◆ To do ◆
Give the number of lines in this listing that contain the word "color", and nothing else.

◆ Information provided ◆
☆ ☆ ☆ ☆

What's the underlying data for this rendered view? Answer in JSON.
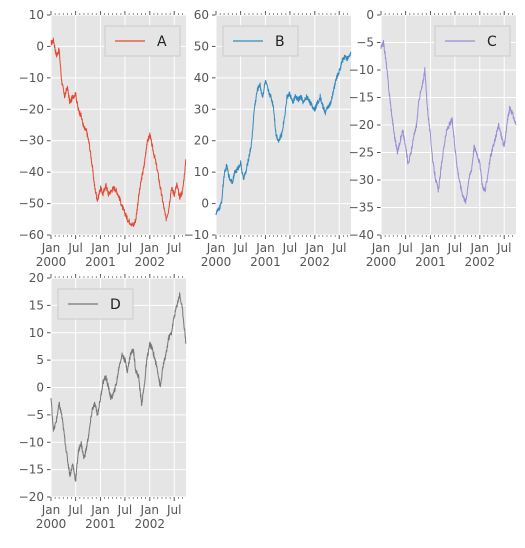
{
  "chart_data": [
    {
      "type": "line",
      "series": [
        {
          "name": "A",
          "color": "#E24A33"
        }
      ],
      "x": [
        "2000-01-01",
        "2000-01-20",
        "2000-02-10",
        "2000-03-01",
        "2000-03-20",
        "2000-04-10",
        "2000-05-01",
        "2000-05-20",
        "2000-06-10",
        "2000-07-01",
        "2000-07-20",
        "2000-08-10",
        "2000-09-01",
        "2000-09-20",
        "2000-10-10",
        "2000-11-01",
        "2000-11-20",
        "2000-12-10",
        "2001-01-01",
        "2001-01-20",
        "2001-02-10",
        "2001-03-01",
        "2001-03-20",
        "2001-04-10",
        "2001-05-01",
        "2001-05-20",
        "2001-06-10",
        "2001-07-01",
        "2001-07-20",
        "2001-08-10",
        "2001-09-01",
        "2001-09-20",
        "2001-10-10",
        "2001-11-01",
        "2001-11-20",
        "2001-12-10",
        "2002-01-01",
        "2002-01-20",
        "2002-02-10",
        "2002-03-01",
        "2002-03-20",
        "2002-04-10",
        "2002-05-01",
        "2002-05-20",
        "2002-06-10",
        "2002-07-01",
        "2002-07-20",
        "2002-08-10",
        "2002-09-01",
        "2002-09-26"
      ],
      "values": [
        1,
        2,
        -3,
        -1,
        -11,
        -16,
        -13,
        -18,
        -16,
        -15,
        -20,
        -22,
        -26,
        -27,
        -31,
        -38,
        -45,
        -49,
        -45,
        -47,
        -44,
        -47,
        -46,
        -45,
        -46,
        -48,
        -51,
        -53,
        -55,
        -56,
        -57,
        -55,
        -48,
        -42,
        -38,
        -31,
        -28,
        -32,
        -36,
        -40,
        -45,
        -50,
        -55,
        -52,
        -45,
        -47,
        -44,
        -48,
        -46,
        -36
      ],
      "ylim": [
        -60,
        10
      ],
      "yticks": [
        "−60",
        "−50",
        "−40",
        "−30",
        "−20",
        "−10",
        "0",
        "10"
      ],
      "xticks": [
        "Jan\n2000",
        "Jul",
        "Jan\n2001",
        "Jul",
        "Jan\n2002",
        "Jul"
      ],
      "legend": "top-right"
    },
    {
      "type": "line",
      "series": [
        {
          "name": "B",
          "color": "#348ABD"
        }
      ],
      "x": [
        "2000-01-01",
        "2000-01-20",
        "2000-02-10",
        "2000-03-01",
        "2000-03-20",
        "2000-04-10",
        "2000-05-01",
        "2000-05-20",
        "2000-06-10",
        "2000-07-01",
        "2000-07-20",
        "2000-08-10",
        "2000-09-01",
        "2000-09-20",
        "2000-10-10",
        "2000-11-01",
        "2000-11-20",
        "2000-12-10",
        "2001-01-01",
        "2001-01-20",
        "2001-02-10",
        "2001-03-01",
        "2001-03-20",
        "2001-04-10",
        "2001-05-01",
        "2001-05-20",
        "2001-06-10",
        "2001-07-01",
        "2001-07-20",
        "2001-08-10",
        "2001-09-01",
        "2001-09-20",
        "2001-10-10",
        "2001-11-01",
        "2001-11-20",
        "2001-12-10",
        "2002-01-01",
        "2002-01-20",
        "2002-02-10",
        "2002-03-01",
        "2002-03-20",
        "2002-04-10",
        "2002-05-01",
        "2002-05-20",
        "2002-06-10",
        "2002-07-01",
        "2002-07-20",
        "2002-08-10",
        "2002-09-01",
        "2002-09-26"
      ],
      "values": [
        -3,
        -2,
        0,
        9,
        12,
        8,
        7,
        10,
        11,
        13,
        8,
        10,
        15,
        19,
        30,
        36,
        38,
        34,
        39,
        36,
        34,
        31,
        22,
        20,
        22,
        27,
        34,
        35,
        32,
        34,
        33,
        34,
        32,
        34,
        33,
        31,
        30,
        32,
        34,
        31,
        29,
        31,
        32,
        36,
        40,
        42,
        45,
        47,
        46,
        48
      ],
      "ylim": [
        -10,
        60
      ],
      "yticks": [
        "−10",
        "0",
        "10",
        "20",
        "30",
        "40",
        "50",
        "60"
      ],
      "xticks": [
        "Jan\n2000",
        "Jul",
        "Jan\n2001",
        "Jul",
        "Jan\n2002",
        "Jul"
      ],
      "legend": "top-left"
    },
    {
      "type": "line",
      "series": [
        {
          "name": "C",
          "color": "#988ED5"
        }
      ],
      "x": [
        "2000-01-01",
        "2000-01-20",
        "2000-02-10",
        "2000-03-01",
        "2000-03-20",
        "2000-04-10",
        "2000-05-01",
        "2000-05-20",
        "2000-06-10",
        "2000-07-01",
        "2000-07-20",
        "2000-08-10",
        "2000-09-01",
        "2000-09-20",
        "2000-10-10",
        "2000-11-01",
        "2000-11-20",
        "2000-12-10",
        "2001-01-01",
        "2001-01-20",
        "2001-02-10",
        "2001-03-01",
        "2001-03-20",
        "2001-04-10",
        "2001-05-01",
        "2001-05-20",
        "2001-06-10",
        "2001-07-01",
        "2001-07-20",
        "2001-08-10",
        "2001-09-01",
        "2001-09-20",
        "2001-10-10",
        "2001-11-01",
        "2001-11-20",
        "2001-12-10",
        "2002-01-01",
        "2002-01-20",
        "2002-02-10",
        "2002-03-01",
        "2002-03-20",
        "2002-04-10",
        "2002-05-01",
        "2002-05-20",
        "2002-06-10",
        "2002-07-01",
        "2002-07-20",
        "2002-08-10",
        "2002-09-01",
        "2002-09-26"
      ],
      "values": [
        -6,
        -5,
        -9,
        -14,
        -18,
        -22,
        -25,
        -23,
        -21,
        -24,
        -27,
        -25,
        -22,
        -20,
        -15,
        -13,
        -10,
        -17,
        -22,
        -27,
        -30,
        -32,
        -28,
        -24,
        -21,
        -20,
        -19,
        -24,
        -28,
        -31,
        -33,
        -34,
        -30,
        -28,
        -24,
        -25,
        -27,
        -31,
        -32,
        -29,
        -26,
        -24,
        -22,
        -20,
        -22,
        -24,
        -20,
        -17,
        -18,
        -20
      ],
      "ylim": [
        -40,
        0
      ],
      "yticks": [
        "−40",
        "−35",
        "−30",
        "−25",
        "−20",
        "−15",
        "−10",
        "−5",
        "0"
      ],
      "xticks": [
        "Jan\n2000",
        "Jul",
        "Jan\n2001",
        "Jul",
        "Jan\n2002",
        "Jul"
      ],
      "legend": "top-right"
    },
    {
      "type": "line",
      "series": [
        {
          "name": "D",
          "color": "#777777"
        }
      ],
      "x": [
        "2000-01-01",
        "2000-01-20",
        "2000-02-10",
        "2000-03-01",
        "2000-03-20",
        "2000-04-10",
        "2000-05-01",
        "2000-05-20",
        "2000-06-10",
        "2000-07-01",
        "2000-07-20",
        "2000-08-10",
        "2000-09-01",
        "2000-09-20",
        "2000-10-10",
        "2000-11-01",
        "2000-11-20",
        "2000-12-10",
        "2001-01-01",
        "2001-01-20",
        "2001-02-10",
        "2001-03-01",
        "2001-03-20",
        "2001-04-10",
        "2001-05-01",
        "2001-05-20",
        "2001-06-10",
        "2001-07-01",
        "2001-07-20",
        "2001-08-10",
        "2001-09-01",
        "2001-09-20",
        "2001-10-10",
        "2001-11-01",
        "2001-11-20",
        "2001-12-10",
        "2002-01-01",
        "2002-01-20",
        "2002-02-10",
        "2002-03-01",
        "2002-03-20",
        "2002-04-10",
        "2002-05-01",
        "2002-05-20",
        "2002-06-10",
        "2002-07-01",
        "2002-07-20",
        "2002-08-10",
        "2002-09-01",
        "2002-09-26"
      ],
      "values": [
        -2,
        -8,
        -6,
        -3,
        -5,
        -9,
        -13,
        -16,
        -14,
        -17,
        -12,
        -10,
        -13,
        -11,
        -8,
        -4,
        -3,
        -5,
        -2,
        1,
        2,
        0,
        -2,
        -1,
        1,
        4,
        6,
        5,
        3,
        6,
        7,
        3,
        2,
        -3,
        0,
        5,
        8,
        7,
        5,
        3,
        0,
        4,
        6,
        9,
        10,
        13,
        15,
        17,
        14,
        8
      ],
      "ylim": [
        -20,
        20
      ],
      "yticks": [
        "−20",
        "−15",
        "−10",
        "−5",
        "0",
        "5",
        "10",
        "15",
        "20"
      ],
      "xticks": [
        "Jan\n2000",
        "Jul",
        "Jan\n2001",
        "Jul",
        "Jan\n2002",
        "Jul"
      ],
      "legend": "top-left"
    }
  ]
}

☆ ☆ ☆ ☆

◆ Written reply ◆
4